__Your instructions__
Write the line that includes "Transcribe the text in this document." and all subsequent lines, exactly as written, and nothing more.
------------------------------------------------------------
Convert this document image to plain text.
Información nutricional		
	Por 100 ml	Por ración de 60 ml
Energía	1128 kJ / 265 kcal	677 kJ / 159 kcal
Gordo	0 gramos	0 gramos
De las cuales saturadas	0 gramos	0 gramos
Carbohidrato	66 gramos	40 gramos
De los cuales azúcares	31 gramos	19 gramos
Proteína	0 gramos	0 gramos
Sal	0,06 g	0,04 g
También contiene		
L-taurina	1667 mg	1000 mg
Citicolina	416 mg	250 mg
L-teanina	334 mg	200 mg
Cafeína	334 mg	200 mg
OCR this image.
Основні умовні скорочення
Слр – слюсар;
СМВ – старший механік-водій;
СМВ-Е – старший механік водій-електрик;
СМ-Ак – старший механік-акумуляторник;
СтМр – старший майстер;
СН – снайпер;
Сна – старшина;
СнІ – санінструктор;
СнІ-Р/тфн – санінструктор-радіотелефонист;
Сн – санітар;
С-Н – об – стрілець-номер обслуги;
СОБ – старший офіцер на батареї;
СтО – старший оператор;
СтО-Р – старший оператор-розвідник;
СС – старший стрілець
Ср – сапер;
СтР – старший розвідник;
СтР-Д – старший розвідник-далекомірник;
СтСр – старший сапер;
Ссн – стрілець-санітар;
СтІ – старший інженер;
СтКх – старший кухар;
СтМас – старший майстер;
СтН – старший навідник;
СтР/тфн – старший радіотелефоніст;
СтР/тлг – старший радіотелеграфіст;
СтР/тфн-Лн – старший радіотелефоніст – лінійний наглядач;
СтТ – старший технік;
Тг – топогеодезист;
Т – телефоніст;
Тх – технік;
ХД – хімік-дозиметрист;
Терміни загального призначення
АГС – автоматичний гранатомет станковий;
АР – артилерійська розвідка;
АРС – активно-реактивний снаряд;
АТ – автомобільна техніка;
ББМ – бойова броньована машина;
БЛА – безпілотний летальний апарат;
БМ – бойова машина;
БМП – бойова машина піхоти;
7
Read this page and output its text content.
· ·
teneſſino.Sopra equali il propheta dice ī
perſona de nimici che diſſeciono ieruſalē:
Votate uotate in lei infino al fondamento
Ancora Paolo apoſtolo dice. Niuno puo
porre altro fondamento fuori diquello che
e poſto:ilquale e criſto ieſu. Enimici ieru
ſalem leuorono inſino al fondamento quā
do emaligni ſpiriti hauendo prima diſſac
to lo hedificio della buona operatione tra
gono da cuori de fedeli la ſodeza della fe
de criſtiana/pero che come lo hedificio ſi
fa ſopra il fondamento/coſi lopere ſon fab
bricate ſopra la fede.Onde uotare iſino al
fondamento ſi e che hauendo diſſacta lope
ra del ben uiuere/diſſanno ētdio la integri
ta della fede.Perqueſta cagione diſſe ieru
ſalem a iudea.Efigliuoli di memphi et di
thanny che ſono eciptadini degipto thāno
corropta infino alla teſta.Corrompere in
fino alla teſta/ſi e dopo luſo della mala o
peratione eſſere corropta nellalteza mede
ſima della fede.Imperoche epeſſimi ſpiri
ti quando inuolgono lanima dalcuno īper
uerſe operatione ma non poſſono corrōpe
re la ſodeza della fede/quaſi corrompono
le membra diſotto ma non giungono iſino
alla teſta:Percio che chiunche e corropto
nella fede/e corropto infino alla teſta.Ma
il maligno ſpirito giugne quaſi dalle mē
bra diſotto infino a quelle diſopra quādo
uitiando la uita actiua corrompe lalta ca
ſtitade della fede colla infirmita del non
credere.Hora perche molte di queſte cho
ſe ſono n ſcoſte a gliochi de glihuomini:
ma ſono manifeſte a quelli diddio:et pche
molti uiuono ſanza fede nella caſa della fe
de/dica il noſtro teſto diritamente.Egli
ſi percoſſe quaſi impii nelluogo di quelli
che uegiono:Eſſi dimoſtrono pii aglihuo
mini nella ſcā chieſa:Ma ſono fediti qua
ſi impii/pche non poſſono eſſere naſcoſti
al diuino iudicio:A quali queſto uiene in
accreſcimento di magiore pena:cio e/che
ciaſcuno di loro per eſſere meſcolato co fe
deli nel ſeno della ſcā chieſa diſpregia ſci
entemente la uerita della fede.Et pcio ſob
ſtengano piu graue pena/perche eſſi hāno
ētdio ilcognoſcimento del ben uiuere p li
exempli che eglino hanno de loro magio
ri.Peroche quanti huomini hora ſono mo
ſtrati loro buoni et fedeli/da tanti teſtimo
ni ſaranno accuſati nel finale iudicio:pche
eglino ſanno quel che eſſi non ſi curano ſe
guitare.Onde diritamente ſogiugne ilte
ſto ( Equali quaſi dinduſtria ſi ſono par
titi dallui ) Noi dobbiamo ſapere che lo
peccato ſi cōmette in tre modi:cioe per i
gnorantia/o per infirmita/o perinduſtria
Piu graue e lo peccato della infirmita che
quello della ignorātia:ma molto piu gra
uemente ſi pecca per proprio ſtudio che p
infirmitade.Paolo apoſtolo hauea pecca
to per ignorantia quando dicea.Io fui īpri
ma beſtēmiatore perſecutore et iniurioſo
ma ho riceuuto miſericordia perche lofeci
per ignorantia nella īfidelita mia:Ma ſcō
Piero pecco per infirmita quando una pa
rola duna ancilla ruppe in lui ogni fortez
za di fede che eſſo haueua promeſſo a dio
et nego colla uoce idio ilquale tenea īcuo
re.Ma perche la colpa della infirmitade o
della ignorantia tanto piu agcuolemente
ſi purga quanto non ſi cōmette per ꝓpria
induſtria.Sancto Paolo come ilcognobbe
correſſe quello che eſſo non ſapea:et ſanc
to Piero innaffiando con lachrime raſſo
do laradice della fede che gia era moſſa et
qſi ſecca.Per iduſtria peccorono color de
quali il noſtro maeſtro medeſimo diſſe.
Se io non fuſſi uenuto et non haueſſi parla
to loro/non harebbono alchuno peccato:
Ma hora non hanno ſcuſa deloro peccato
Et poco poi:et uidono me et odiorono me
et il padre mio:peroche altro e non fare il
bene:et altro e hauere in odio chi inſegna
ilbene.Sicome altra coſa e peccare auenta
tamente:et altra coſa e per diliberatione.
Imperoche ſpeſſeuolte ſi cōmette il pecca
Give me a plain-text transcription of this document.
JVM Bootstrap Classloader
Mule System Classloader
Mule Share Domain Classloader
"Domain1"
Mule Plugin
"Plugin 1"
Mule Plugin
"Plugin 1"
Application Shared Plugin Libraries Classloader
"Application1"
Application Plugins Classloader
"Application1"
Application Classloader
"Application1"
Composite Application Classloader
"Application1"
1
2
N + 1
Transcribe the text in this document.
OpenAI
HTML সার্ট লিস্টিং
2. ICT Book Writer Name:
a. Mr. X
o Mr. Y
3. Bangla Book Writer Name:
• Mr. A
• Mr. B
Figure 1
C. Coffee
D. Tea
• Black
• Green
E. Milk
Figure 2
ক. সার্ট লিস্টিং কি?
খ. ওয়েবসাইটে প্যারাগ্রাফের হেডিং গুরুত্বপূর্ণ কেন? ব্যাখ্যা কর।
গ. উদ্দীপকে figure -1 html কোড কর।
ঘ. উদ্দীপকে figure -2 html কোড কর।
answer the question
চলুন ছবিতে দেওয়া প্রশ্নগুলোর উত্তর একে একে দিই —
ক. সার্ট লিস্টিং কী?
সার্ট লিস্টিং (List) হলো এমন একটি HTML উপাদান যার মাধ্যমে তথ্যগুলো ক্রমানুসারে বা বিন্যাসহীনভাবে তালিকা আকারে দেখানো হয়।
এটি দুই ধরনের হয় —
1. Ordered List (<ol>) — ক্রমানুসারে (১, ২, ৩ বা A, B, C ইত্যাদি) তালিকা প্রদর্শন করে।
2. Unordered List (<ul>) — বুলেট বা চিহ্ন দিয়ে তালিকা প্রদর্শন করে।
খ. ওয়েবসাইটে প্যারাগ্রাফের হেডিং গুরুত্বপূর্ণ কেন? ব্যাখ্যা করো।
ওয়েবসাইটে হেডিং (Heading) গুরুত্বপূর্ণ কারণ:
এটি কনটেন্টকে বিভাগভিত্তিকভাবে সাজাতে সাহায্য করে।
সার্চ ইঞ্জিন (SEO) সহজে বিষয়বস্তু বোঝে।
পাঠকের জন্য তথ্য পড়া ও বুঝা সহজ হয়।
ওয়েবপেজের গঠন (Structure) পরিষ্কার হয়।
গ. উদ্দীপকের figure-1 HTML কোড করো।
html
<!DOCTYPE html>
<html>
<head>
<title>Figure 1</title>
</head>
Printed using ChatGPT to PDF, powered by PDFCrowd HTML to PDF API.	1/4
------------------------------------------------------------
__Task result__
Transcribe the text in this document.
OpenAI
HTML সার্ট লিস্টিং
2. ICT Book Writer Name:
a. Mr. X
o Mr. Y
3. Bangla Book Writer Name:
• Mr. A
• Mr. B
Figure 1
C. Coffee
D. Tea
• Black
• Green
E. Milk
Figure 2
ক. সার্ট লিস্টিং কি?
খ. ওয়েবসাইটে প্যারাগ্রাফের হেডিং গুরুত্বপূর্ণ কেন? ব্যাখ্যা কর।
গ. উদ্দীপকে figure -1 html কোড কর।
ঘ. উদ্দীপকে figure -2 html কোড কর।
answer the question
চলুন ছবিতে দেওয়া প্রশ্নগুলোর উত্তর একে একে দিই —
ক. সার্ট লিস্টিং কী?
সার্ট লিস্টিং (List) হলো এমন একটি HTML উপাদান যার মাধ্যমে তথ্যগুলো ক্রমানুসারে বা বিন্যাসহীনভাবে তালিকা আকারে দেখানো হয়।
এটি দুই ধরনের হয় —
1. Ordered List (<ol>) — ক্রমানুসারে (১, ২, ৩ বা A, B, C ইত্যাদি) তালিকা প্রদর্শন করে।
2. Unordered List (<ul>) — বুলেট বা চিহ্ন দিয়ে তালিকা প্রদর্শন করে।
খ. ওয়েবসাইটে প্যারাগ্রাফের হেডিং গুরুত্বপূর্ণ কেন? ব্যাখ্যা করো।
ওয়েবসাইটে হেডিং (Heading) গুরুত্বপূর্ণ কারণ:
এটি কনটেন্টকে বিভাগভিত্তিকভাবে সাজাতে সাহায্য করে।
সার্চ ইঞ্জিন (SEO) সহজে বিষয়বস্তু বোঝে।
পাঠকের জন্য তথ্য পড়া ও বুঝা সহজ হয়।
ওয়েবপেজের গঠন (Structure) পরিষ্কার হয়।
গ. উদ্দীপকের figure-1 HTML কোড করো।
html
<!DOCTYPE html>
<html>
<head>
<title>Figure 1</title>
</head>
Printed using ChatGPT to PDF, powered by PDFCrowd HTML to PDF API.	1/4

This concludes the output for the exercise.